## DATA EXCERPTS
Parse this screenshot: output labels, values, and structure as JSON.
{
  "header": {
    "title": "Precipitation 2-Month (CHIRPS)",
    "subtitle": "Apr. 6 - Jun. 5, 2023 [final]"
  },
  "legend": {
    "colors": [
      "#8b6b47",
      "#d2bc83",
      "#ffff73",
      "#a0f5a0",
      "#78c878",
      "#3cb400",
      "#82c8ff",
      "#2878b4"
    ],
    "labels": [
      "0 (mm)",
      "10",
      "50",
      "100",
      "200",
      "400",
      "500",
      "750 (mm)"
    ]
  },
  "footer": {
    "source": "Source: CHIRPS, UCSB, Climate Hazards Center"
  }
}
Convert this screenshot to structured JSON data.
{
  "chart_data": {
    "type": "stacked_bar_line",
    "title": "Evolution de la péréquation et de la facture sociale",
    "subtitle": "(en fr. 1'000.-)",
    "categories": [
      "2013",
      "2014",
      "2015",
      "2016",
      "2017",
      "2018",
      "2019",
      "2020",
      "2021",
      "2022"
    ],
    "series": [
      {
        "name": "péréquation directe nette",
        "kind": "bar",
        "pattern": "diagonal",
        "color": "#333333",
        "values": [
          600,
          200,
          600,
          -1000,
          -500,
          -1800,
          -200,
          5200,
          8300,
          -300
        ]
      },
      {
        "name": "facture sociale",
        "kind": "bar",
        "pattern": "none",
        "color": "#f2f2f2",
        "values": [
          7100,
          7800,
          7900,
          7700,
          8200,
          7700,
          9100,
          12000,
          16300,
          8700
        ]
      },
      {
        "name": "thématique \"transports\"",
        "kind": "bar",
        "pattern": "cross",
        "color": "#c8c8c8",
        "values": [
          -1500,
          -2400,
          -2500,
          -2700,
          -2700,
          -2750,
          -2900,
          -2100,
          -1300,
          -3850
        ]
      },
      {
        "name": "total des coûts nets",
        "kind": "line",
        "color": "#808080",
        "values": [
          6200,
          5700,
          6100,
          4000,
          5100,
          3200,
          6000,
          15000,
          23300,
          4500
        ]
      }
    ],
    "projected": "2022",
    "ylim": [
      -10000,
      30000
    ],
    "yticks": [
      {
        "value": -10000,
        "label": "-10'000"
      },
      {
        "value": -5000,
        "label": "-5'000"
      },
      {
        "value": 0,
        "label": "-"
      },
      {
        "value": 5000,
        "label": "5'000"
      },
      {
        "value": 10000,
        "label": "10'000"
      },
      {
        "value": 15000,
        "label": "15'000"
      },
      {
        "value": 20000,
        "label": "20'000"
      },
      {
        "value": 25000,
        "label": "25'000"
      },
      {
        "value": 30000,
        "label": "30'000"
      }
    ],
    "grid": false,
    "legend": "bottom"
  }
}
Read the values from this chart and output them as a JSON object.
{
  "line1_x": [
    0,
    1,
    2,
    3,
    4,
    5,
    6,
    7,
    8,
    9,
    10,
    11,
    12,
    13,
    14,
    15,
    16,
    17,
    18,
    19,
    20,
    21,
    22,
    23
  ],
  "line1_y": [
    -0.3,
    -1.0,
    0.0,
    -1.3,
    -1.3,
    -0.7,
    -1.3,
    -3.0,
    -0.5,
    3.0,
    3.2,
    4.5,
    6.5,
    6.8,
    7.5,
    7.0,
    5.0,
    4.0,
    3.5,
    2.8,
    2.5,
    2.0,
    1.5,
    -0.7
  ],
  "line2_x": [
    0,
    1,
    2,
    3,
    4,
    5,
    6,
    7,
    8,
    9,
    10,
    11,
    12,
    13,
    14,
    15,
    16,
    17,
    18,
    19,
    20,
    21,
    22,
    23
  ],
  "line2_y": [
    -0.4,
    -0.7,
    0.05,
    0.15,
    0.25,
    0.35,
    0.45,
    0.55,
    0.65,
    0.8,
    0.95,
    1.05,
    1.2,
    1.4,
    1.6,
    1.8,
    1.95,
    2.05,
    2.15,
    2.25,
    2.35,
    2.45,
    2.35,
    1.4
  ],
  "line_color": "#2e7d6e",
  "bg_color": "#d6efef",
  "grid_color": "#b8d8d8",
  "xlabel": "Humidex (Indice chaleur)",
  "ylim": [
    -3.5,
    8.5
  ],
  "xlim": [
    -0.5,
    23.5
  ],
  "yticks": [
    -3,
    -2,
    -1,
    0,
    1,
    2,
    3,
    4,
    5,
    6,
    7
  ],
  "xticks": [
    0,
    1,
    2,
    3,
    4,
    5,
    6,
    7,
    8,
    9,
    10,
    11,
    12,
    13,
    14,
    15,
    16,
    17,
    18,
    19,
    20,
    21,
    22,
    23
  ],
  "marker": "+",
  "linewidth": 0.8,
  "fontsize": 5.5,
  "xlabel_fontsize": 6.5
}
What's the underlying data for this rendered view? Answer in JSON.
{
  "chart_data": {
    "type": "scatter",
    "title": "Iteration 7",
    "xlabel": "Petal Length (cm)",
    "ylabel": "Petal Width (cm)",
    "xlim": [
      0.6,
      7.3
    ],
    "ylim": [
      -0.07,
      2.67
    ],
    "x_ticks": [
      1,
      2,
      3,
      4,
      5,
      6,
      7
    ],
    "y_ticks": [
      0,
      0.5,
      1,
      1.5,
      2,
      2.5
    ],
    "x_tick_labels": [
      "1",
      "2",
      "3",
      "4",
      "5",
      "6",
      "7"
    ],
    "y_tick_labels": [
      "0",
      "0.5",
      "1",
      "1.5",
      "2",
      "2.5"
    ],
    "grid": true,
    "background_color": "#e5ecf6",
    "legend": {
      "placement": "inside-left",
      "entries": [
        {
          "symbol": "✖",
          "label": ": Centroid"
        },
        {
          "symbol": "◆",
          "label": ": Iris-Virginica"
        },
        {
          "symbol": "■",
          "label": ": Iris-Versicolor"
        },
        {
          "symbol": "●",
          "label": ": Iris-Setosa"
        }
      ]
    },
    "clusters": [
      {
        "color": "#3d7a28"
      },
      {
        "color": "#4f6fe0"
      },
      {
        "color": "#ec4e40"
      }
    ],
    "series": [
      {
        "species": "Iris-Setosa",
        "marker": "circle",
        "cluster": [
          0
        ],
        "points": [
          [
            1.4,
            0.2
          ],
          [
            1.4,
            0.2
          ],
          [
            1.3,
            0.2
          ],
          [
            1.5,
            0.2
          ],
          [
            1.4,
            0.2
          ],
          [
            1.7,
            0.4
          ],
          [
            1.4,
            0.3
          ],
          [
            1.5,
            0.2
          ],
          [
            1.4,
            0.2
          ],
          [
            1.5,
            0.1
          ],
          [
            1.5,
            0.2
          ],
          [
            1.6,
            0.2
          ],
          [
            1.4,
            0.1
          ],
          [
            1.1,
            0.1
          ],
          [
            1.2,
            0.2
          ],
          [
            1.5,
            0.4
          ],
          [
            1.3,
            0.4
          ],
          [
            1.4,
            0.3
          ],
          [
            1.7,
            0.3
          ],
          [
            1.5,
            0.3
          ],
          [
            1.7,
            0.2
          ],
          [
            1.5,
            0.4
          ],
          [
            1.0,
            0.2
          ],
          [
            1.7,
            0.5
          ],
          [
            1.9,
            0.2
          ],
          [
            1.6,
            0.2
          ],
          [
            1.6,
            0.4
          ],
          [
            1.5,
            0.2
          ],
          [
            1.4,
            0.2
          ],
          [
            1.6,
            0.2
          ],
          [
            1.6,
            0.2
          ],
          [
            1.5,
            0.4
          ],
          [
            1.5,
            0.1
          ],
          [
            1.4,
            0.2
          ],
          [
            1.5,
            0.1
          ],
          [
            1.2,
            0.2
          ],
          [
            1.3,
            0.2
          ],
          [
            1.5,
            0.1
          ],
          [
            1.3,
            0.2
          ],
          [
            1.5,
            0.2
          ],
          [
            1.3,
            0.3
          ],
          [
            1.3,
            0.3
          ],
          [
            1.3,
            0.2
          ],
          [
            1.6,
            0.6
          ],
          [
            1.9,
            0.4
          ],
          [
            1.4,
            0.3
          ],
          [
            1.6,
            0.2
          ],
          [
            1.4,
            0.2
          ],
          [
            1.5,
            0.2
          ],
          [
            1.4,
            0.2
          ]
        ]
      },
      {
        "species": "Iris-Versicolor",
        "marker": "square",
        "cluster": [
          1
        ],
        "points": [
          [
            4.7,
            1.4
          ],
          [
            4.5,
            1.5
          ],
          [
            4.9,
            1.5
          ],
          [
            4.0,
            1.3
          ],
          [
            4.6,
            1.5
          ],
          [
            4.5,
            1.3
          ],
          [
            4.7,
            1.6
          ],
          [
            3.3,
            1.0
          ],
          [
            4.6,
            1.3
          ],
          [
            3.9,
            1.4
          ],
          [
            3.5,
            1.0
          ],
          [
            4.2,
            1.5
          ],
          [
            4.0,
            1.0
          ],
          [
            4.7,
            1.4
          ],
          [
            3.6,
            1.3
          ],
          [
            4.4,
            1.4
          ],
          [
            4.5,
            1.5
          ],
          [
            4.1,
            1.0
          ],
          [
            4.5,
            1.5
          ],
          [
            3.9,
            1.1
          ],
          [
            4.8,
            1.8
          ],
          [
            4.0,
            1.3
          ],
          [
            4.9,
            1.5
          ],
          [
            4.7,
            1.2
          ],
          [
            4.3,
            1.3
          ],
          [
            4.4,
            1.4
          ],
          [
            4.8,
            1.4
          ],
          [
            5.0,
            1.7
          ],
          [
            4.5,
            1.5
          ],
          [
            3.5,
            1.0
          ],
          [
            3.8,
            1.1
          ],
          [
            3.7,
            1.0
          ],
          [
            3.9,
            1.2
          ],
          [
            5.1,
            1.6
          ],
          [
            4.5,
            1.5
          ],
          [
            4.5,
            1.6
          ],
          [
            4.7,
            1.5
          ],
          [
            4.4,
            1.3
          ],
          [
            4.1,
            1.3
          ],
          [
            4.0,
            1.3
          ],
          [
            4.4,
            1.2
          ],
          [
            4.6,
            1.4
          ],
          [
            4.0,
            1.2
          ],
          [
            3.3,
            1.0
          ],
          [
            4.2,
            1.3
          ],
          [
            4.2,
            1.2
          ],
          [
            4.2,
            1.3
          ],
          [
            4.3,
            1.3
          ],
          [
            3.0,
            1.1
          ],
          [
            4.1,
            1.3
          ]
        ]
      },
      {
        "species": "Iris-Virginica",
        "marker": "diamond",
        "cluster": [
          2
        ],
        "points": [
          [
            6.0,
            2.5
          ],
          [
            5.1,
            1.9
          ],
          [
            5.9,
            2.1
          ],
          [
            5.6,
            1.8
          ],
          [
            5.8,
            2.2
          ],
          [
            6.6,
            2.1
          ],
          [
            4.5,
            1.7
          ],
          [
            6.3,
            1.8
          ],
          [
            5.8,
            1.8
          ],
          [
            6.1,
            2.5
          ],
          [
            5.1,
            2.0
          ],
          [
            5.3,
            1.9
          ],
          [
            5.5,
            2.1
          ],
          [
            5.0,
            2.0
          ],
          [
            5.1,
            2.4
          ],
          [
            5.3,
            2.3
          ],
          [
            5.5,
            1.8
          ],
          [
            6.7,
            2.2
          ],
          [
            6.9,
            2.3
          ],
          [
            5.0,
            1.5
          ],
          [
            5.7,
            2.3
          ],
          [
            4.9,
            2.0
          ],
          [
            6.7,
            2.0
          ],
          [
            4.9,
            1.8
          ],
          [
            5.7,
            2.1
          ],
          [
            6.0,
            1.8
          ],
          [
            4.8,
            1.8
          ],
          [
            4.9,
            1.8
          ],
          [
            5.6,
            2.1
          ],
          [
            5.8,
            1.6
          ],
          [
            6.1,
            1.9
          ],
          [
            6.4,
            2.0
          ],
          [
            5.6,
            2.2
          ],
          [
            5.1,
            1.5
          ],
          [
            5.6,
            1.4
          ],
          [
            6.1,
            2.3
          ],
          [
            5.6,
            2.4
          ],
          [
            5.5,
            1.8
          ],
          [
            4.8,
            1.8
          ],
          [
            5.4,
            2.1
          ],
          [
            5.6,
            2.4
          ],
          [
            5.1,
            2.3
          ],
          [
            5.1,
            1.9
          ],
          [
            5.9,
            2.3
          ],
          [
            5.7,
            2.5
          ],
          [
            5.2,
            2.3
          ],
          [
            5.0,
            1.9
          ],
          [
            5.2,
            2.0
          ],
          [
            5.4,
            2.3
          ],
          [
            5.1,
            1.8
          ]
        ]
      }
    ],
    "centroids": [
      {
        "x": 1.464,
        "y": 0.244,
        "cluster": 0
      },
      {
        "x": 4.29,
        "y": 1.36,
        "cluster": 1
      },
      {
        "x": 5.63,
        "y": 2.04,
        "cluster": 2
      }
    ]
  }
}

## TASK DIRECTIONS
State the number of lines holding the word "sociale" in the listing. Add nothing else.

## SOLUTION TO THIS EXERCISE
2